FRAGMENTO:

Apenas hace unos días
abrí una vieja caja que tenía guardada en la bodeguita. Llevaba allí varios
años empolvándose. Dentro, una colección de libros, libros de cuentos para
niños: los míos -un montón- y unos
cuantos más que heredé y que pertenecieron a mi mamá cuando era niña allá en
los años 30 (¡casi un siglo!), cuentitos de hadas que compraba con su domingo,
con apenas unas cuantas ilustraciones que se podían colorear, cosa que casi
nunca hizo; supongo que le divertía más leer que iluminar. Yo por mi parte,
tampoco coloreé jamás esas láminas, quizá por la misma razón.
Esos y otros libros
constituyeron mi primera biblioteca. Bastante modesta comparada con la
biblioteca que había en casa, y es que tanto mi papá como mi mamá eran incansables
lectores y amantes de los libros.
Así que crecí siempre
rodeada de libros.
Pero vivir rodeado de
libros no es motivo suficiente para que te gusten los libros y para que te
guste leer -que son dos cosas emparentadas, pero no exactamente iguales-,
porque ahí tienes a mi hermano al que nunca le ha gustado leer.
Entonces ¿por
qué me gustan los libros y por qué me gusta leer?
Los libros me encantan
por su forma, por la consistencia de sus páginas, por cómo huelen: si son
nuevos huelen a tinta y a papel y si son viejos, como esos cuentitos que acabo
de sacar de la caja, huelen a tiempo y huelen a “libro”. También me gustan las portadas de los libros,
algunas son de verdad maravillosas, otras me intrigan porque hasta que no lees
el libro no entiendes la portada y es genial cuando lo descubres. Me gusta
también tocar los libros, algunos tienen letras resaltadas y me gusta cómo se
siente el papel.

DATOS PROPORCIONADOS:

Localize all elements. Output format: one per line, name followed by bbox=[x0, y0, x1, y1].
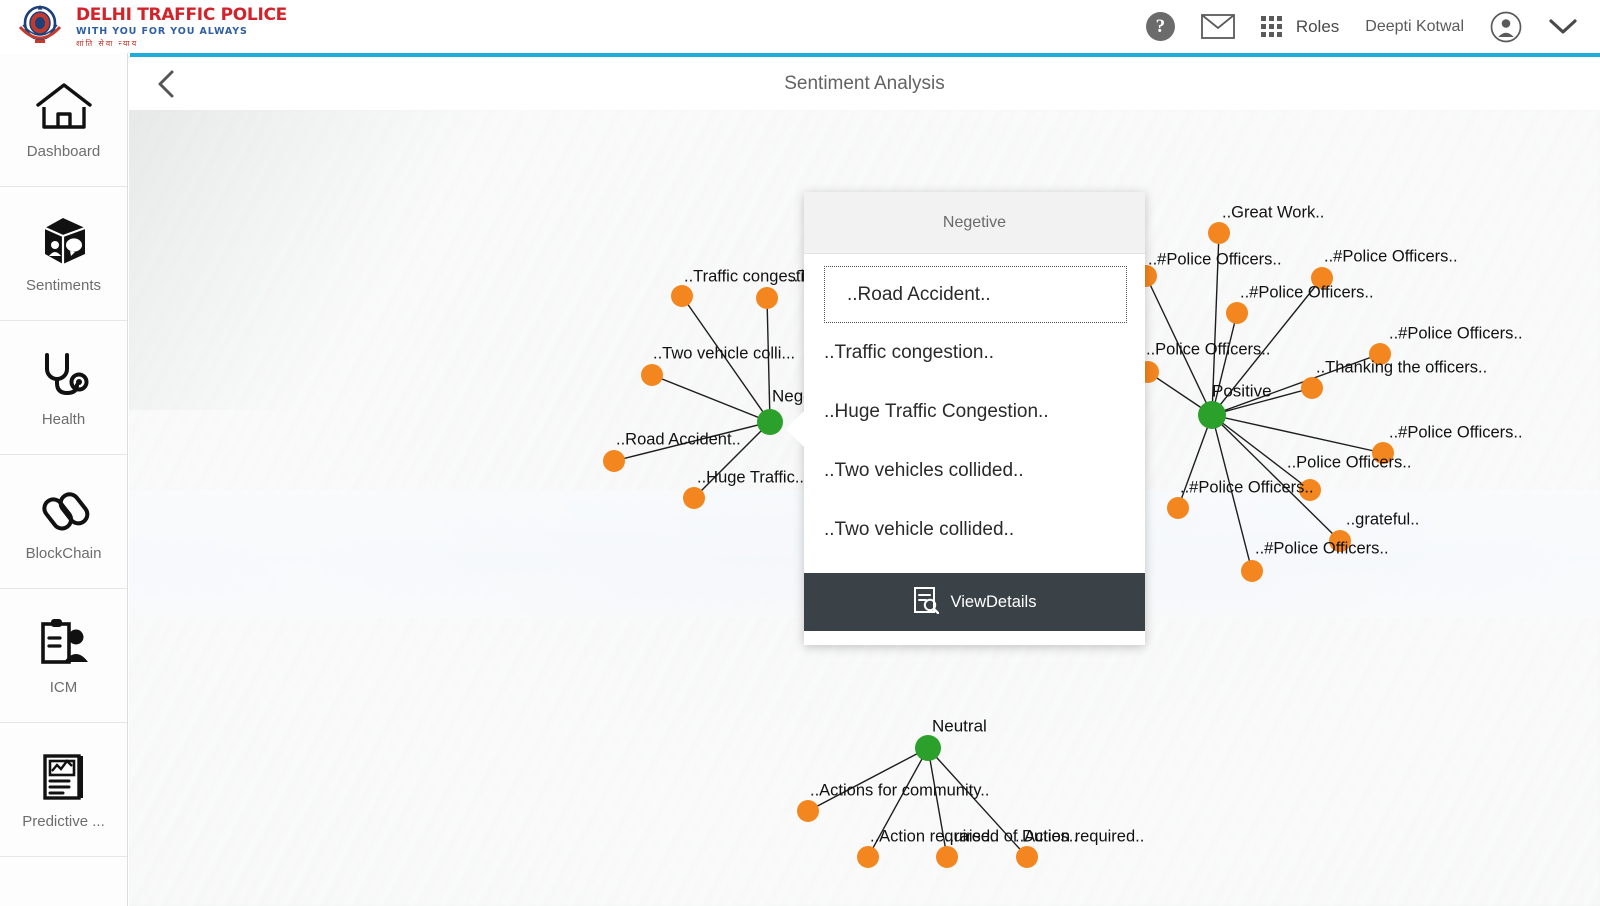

TAREAS PROPUESTAS:
(a) En el fragmento sobre el gusto por los libros, reemplaza "tinta" por "pegamento" y copia el pasaje desde "Los libros me" hasta "siente el papel.".
(b) Resume en dos oraciones el fragmento sobre el gusto por los libros.
(c) Prolonga el fragmento sobre el gusto por los libros a partir de su última oración.
Las líneas forman un material independiente del fragmento.

RESPUESTAS:
(a)
Los libros me encantan
por su forma, por la consistencia de sus páginas, por cómo huelen: si son
nuevos huelen a pegamento y a papel y si son viejos, como esos cuentitos que acabo
de sacar de la caja, huelen a tiempo y huelen a “libro”. También me gustan las portadas de los libros,
algunas son de verdad maravillosas, otras me intrigan porque hasta que no lees
el libro no entiendes la portada y es genial cuando lo descubres. Me gusta
también tocar los libros, algunos tienen letras resaltadas y me gusta cómo se
siente el papel.

(b) Quien escribe abre una vieja caja con libros de cuentos infantiles, propios y heredados de su mamá, que formaron su primera biblioteca en una casa donde ambos padres eran grandes lectores. Aunque vivir rodeado de libros no basta para que gusten, como muestra su hermano, a quien escribe le encantan por su forma, su olor, sus portadas y cómo se siente su papel.

(c)
Me gusta el acto de
leer, sentarme en un sillón, o leer en la cama, o leer en el metro, o leer
caminando, o leer sobre el pasto.
Me gustan las
historias que encuentro en los libros. Las descripciones de lugares a los que
nunca he ido, de lugares que tal vez ni existen, pero no importa, porque una
vez que los descubres, existen no sólo dentro de las páginas del libro sino
también en tu cabeza. Me gustan los personajes, sus vidas, cómo son, lo que les
gusta, lo que hacen, las aventuras que les suceden. Me gusta porque me imagino (y vivo) muchas cosas, me
imagino sus caras, sus voces, sus casas, me imagino lugares, calles, bosques,
ríos, selvas, montañas, ciudades. Y siento también lo que ellos sienten, lo que los alegra, lo que los entristece, lo que les enoja, lo que les preocupa. Me gusta aprender y saber cosas
nuevas y descubrir otras culturas, otras formas de ser, de pensar, de ver, de vivir.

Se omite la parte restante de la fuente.